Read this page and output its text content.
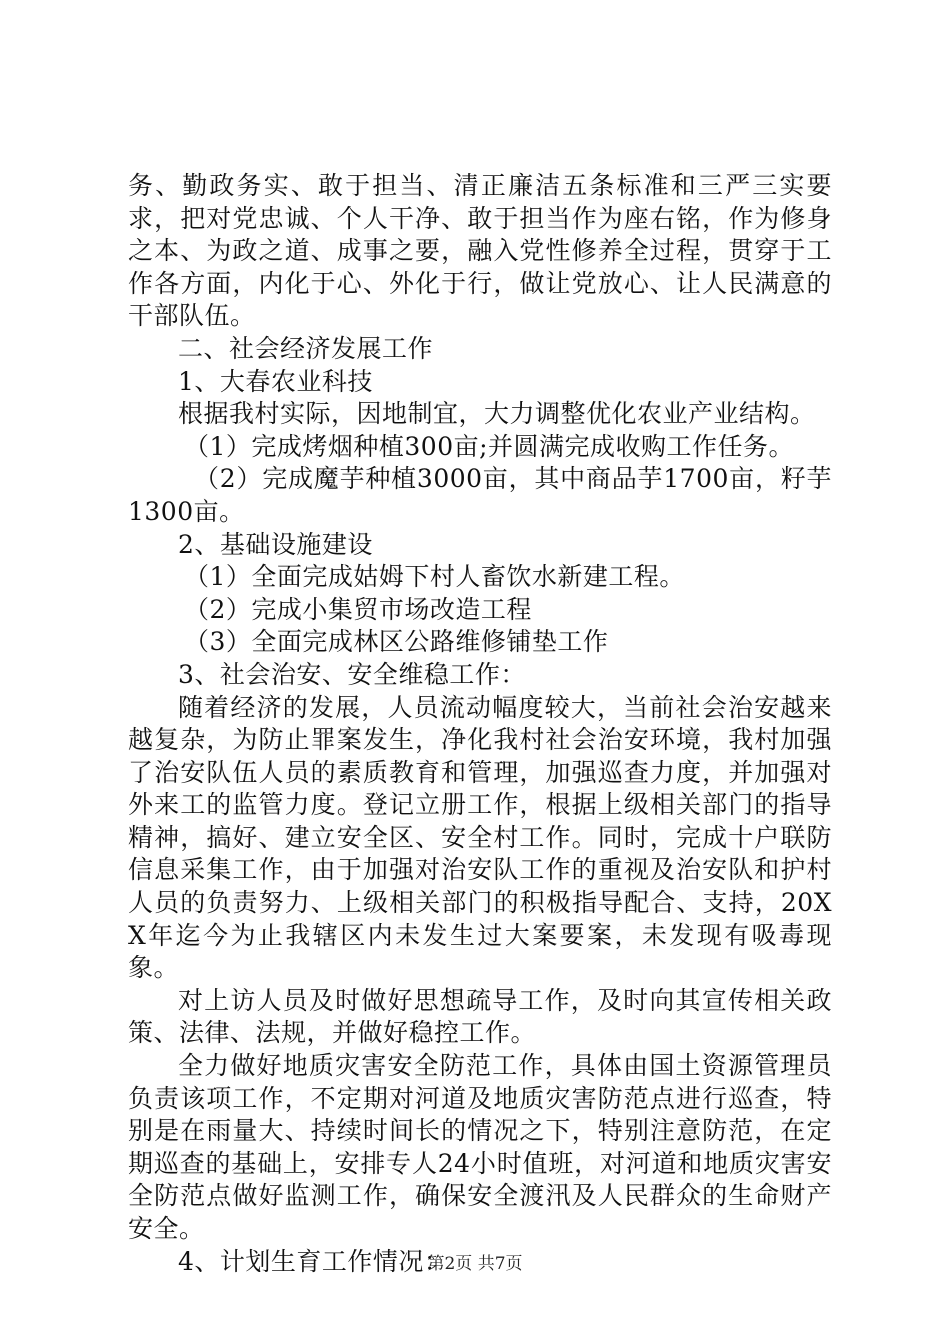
务、勤政务实、敢于担当、清正廉洁五条标准和三严三实要求，把对党忠诚、个人干净、敢于担当作为座右铭，作为修身之本、为政之道、成事之要，融入党性修养全过程，贯穿于工作各方面，内化于心、外化于行，做让党放心、让人民满意的干部队伍。

二、社会经济发展工作

1、大春农业科技

根据我村实际，因地制宜，大力调整优化农业产业结构。

（1）完成烤烟种植300亩;并圆满完成收购工作任务。

（2）完成魔芋种植3000亩，其中商品芋1700亩，籽芋1300亩。

2、基础设施建设

（1）全面完成姑姆下村人畜饮水新建工程。

（2）完成小集贸市场改造工程

（3）全面完成林区公路维修铺垫工作

3、社会治安、安全维稳工作：

随着经济的发展，人员流动幅度较大，当前社会治安越来越复杂，为防止罪案发生，净化我村社会治安环境，我村加强了治安队伍人员的素质教育和管理，加强巡查力度，并加强对外来工的监管力度。登记立册工作，根据上级相关部门的指导精神，搞好、建立安全区、安全村工作。同时，完成十户联防信息采集工作，由于加强对治安队工作的重视及治安队和护村人员的负责努力、上级相关部门的积极指导配合、支持，20XX年迄今为止我辖区内未发生过大案要案，未发现有吸毒现象。

对上访人员及时做好思想疏导工作，及时向其宣传相关政策、法律、法规，并做好稳控工作。

全力做好地质灾害安全防范工作，具体由国土资源管理员负责该项工作，不定期对河道及地质灾害防范点进行巡查，特别是在雨量大、持续时间长的情况之下，特别注意防范，在定期巡查的基础上，安排专人24小时值班，对河道和地质灾害安全防范点做好监测工作，确保安全渡汛及人民群众的生命财产安全。

4、计划生育工作情况：

第2页 共7页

________________________

Copy out the records above in full, exactly as written, but not the pictures.

Written reply:
Read this page and output its text content.
务、勤政务实、敢于担当、清正廉洁五条标准和三严三实要求，把对党忠诚、个人干净、敢于担当作为座右铭，作为修身之本、为政之道、成事之要，融入党性修养全过程，贯穿于工作各方面，内化于心、外化于行，做让党放心、让人民满意的干部队伍。

二、社会经济发展工作

1、大春农业科技

根据我村实际，因地制宜，大力调整优化农业产业结构。

（1）完成烤烟种植300亩;并圆满完成收购工作任务。

（2）完成魔芋种植3000亩，其中商品芋1700亩，籽芋1300亩。

2、基础设施建设

（1）全面完成姑姆下村人畜饮水新建工程。

（2）完成小集贸市场改造工程

（3）全面完成林区公路维修铺垫工作

3、社会治安、安全维稳工作：

随着经济的发展，人员流动幅度较大，当前社会治安越来越复杂，为防止罪案发生，净化我村社会治安环境，我村加强了治安队伍人员的素质教育和管理，加强巡查力度，并加强对外来工的监管力度。登记立册工作，根据上级相关部门的指导精神，搞好、建立安全区、安全村工作。同时，完成十户联防信息采集工作，由于加强对治安队工作的重视及治安队和护村人员的负责努力、上级相关部门的积极指导配合、支持，20XX年迄今为止我辖区内未发生过大案要案，未发现有吸毒现象。

对上访人员及时做好思想疏导工作，及时向其宣传相关政策、法律、法规，并做好稳控工作。

全力做好地质灾害安全防范工作，具体由国土资源管理员负责该项工作，不定期对河道及地质灾害防范点进行巡查，特别是在雨量大、持续时间长的情况之下，特别注意防范，在定期巡查的基础上，安排专人24小时值班，对河道和地质灾害安全防范点做好监测工作，确保安全渡汛及人民群众的生命财产安全。

4、计划生育工作情况：

第2页 共7页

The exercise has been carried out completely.